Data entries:
____
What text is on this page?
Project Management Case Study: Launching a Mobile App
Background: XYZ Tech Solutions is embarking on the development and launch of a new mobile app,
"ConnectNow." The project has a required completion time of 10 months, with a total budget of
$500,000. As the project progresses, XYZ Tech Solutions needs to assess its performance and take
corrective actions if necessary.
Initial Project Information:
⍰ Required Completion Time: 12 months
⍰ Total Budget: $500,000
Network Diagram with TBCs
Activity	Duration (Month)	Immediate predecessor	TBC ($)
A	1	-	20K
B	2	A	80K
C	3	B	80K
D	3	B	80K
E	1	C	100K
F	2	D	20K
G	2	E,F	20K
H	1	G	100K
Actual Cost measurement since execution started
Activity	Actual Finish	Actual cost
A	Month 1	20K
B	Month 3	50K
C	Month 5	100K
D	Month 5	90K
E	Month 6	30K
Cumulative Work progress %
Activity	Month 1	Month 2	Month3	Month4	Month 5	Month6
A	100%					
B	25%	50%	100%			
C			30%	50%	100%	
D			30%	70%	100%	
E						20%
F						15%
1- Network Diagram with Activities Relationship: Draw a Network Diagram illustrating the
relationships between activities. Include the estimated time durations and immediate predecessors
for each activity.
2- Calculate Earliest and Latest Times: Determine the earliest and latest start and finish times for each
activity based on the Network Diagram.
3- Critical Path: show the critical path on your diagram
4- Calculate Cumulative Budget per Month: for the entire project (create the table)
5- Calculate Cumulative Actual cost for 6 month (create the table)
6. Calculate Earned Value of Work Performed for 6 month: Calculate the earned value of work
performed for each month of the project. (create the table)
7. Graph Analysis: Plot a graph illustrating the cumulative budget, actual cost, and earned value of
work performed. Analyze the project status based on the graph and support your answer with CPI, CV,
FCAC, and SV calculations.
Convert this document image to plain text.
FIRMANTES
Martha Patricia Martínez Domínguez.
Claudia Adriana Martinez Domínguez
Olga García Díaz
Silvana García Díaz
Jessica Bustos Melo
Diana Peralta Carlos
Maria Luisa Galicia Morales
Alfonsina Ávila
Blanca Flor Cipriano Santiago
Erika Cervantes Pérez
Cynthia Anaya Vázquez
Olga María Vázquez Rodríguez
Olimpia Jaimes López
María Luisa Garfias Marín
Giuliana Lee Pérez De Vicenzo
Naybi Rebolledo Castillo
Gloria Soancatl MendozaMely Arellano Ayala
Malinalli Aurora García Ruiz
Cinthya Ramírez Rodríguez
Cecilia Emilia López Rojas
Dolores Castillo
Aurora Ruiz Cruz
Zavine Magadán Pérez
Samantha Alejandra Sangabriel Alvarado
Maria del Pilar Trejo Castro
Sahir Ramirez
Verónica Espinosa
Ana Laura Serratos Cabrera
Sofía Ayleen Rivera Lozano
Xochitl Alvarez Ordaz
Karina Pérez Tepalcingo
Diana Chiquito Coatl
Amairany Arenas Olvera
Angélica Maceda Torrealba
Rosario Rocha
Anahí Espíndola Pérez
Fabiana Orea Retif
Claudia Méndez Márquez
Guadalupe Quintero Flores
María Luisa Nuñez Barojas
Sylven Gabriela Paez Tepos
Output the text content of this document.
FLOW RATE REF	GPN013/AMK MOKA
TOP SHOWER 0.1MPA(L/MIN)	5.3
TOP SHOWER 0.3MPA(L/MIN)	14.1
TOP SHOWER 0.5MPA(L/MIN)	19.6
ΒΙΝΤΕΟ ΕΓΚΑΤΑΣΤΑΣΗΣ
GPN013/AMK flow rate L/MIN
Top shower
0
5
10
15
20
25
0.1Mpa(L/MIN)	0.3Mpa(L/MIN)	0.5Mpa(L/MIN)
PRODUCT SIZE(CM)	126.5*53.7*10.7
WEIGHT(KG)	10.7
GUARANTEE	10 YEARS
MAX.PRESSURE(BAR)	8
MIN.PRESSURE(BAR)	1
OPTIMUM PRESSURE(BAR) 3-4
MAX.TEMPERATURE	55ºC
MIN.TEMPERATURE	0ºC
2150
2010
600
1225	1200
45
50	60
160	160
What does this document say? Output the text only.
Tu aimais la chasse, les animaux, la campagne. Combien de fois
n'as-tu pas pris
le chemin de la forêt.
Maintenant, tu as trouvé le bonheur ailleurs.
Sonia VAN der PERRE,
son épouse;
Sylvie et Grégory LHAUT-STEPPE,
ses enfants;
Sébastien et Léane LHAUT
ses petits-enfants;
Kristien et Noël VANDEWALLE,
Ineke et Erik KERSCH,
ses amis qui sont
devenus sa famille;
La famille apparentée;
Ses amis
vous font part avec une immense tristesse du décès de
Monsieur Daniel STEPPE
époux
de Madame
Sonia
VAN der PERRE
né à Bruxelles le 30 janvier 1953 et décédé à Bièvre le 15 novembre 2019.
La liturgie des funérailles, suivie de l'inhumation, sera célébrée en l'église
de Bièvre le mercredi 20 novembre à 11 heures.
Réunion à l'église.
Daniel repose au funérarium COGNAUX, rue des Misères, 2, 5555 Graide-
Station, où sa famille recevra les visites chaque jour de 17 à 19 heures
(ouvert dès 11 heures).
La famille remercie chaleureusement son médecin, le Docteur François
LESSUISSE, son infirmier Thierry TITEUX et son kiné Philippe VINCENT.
____
Copy all lines from the material that contain "What".

> [The result]:
What text is on this page?
What does this document say? Output the text only.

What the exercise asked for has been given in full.